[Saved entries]
+ + +

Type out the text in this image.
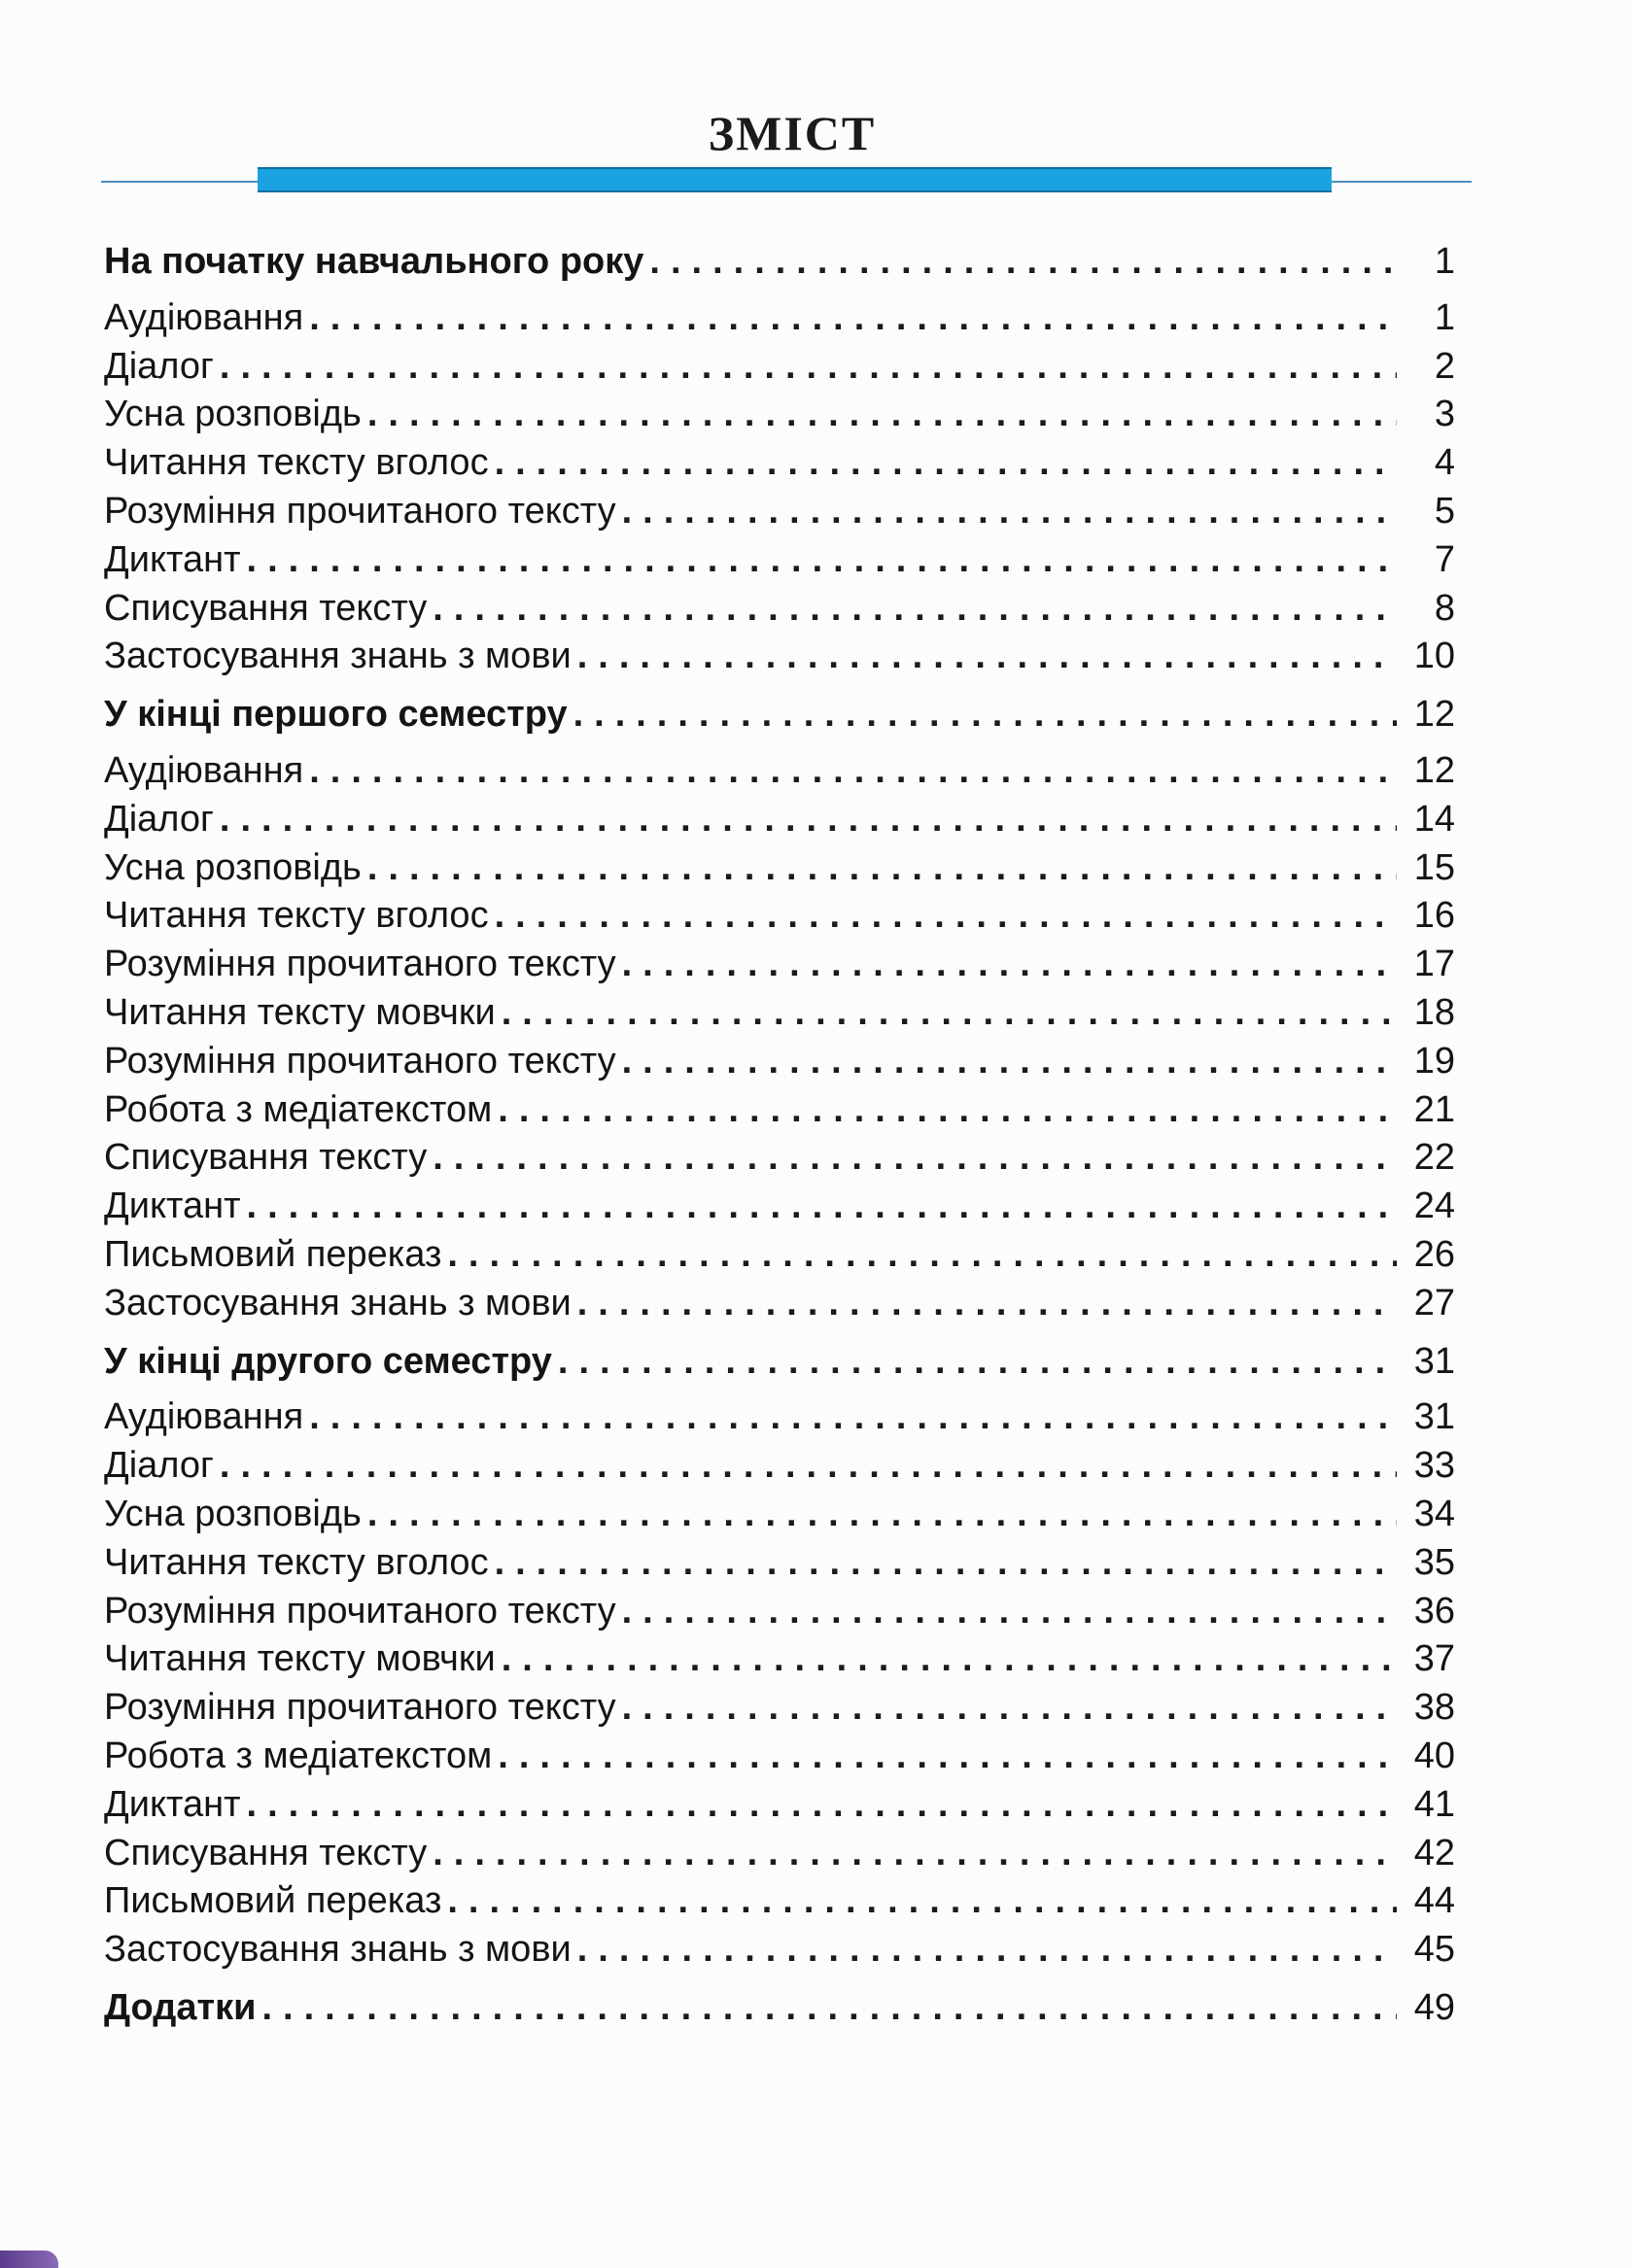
ЗМІСТ
На початку навчального року .....	1
Аудіювання .....	1
Діалог .....	2
Усна розповідь .....	3
Читання тексту вголос .....	4
Розуміння прочитаного тексту .....	5
Диктант .....	7
Списування тексту .....	8
Застосування знань з мови .....	10
У кінці першого семестру .....	12
Аудіювання .....	12
Діалог .....	14
Усна розповідь .....	15
Читання тексту вголос .....	16
Розуміння прочитаного тексту .....	17
Читання тексту мовчки .....	18
Розуміння прочитаного тексту .....	19
Робота з медіатекстом .....	21
Списування тексту .....	22
Диктант .....	24
Письмовий переказ .....	26
Застосування знань з мови .....	27
У кінці другого семестру .....	31
Аудіювання .....	31
Діалог .....	33
Усна розповідь .....	34
Читання тексту вголос .....	35
Розуміння прочитаного тексту .....	36
Читання тексту мовчки .....	37
Розуміння прочитаного тексту .....	38
Робота з медіатекстом .....	40
Диктант .....	41
Списування тексту .....	42
Письмовий переказ .....	44
Застосування знань з мови .....	45
Додатки .....	49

+ + +

■ WHAT TO DO: Write the material out again exactly as it appears, dropping the pictures.

■ COMPLETED TASK:
Type out the text in this image.
ЗМІСТ
На початку навчального року .....	1
Аудіювання .....	1
Діалог .....	2
Усна розповідь .....	3
Читання тексту вголос .....	4
Розуміння прочитаного тексту .....	5
Диктант .....	7
Списування тексту .....	8
Застосування знань з мови .....	10
У кінці першого семестру .....	12
Аудіювання .....	12
Діалог .....	14
Усна розповідь .....	15
Читання тексту вголос .....	16
Розуміння прочитаного тексту .....	17
Читання тексту мовчки .....	18
Розуміння прочитаного тексту .....	19
Робота з медіатекстом .....	21
Списування тексту .....	22
Диктант .....	24
Письмовий переказ .....	26
Застосування знань з мови .....	27
У кінці другого семестру .....	31
Аудіювання .....	31
Діалог .....	33
Усна розповідь .....	34
Читання тексту вголос .....	35
Розуміння прочитаного тексту .....	36
Читання тексту мовчки .....	37
Розуміння прочитаного тексту .....	38
Робота з медіатекстом .....	40
Диктант .....	41
Списування тексту .....	42
Письмовий переказ .....	44
Застосування знань з мови .....	45
Додатки .....	49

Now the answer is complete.